What you will do -> Across the material below, how many lines contain the word "επιδερμίδας"? Give only the number.

##### Data section #####

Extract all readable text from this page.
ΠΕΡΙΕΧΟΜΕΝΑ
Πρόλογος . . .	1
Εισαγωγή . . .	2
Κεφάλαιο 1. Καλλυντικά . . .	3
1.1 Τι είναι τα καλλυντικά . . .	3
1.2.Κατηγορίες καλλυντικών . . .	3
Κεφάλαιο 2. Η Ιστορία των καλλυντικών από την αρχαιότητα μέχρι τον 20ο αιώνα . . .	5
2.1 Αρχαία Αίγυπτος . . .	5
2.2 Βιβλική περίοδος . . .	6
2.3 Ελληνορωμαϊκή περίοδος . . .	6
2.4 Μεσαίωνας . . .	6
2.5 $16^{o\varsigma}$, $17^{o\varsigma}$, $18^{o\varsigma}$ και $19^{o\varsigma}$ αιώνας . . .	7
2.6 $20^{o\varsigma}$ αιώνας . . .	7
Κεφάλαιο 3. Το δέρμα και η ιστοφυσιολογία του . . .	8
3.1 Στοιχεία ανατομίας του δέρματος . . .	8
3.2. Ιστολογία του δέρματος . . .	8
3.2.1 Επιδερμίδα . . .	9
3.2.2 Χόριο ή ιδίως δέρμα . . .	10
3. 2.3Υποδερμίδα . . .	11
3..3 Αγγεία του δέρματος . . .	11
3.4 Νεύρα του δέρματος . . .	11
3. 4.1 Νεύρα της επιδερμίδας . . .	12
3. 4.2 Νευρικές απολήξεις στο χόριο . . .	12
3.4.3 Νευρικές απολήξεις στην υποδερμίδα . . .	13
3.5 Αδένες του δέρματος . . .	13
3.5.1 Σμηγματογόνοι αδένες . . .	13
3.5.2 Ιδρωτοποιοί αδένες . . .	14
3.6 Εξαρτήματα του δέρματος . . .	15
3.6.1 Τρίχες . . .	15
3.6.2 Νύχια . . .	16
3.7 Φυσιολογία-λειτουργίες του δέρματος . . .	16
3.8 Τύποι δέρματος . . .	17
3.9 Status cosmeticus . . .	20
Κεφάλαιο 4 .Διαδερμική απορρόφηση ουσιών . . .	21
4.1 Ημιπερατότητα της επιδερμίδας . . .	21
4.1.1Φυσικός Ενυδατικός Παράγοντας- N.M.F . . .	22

#####

Response -> 2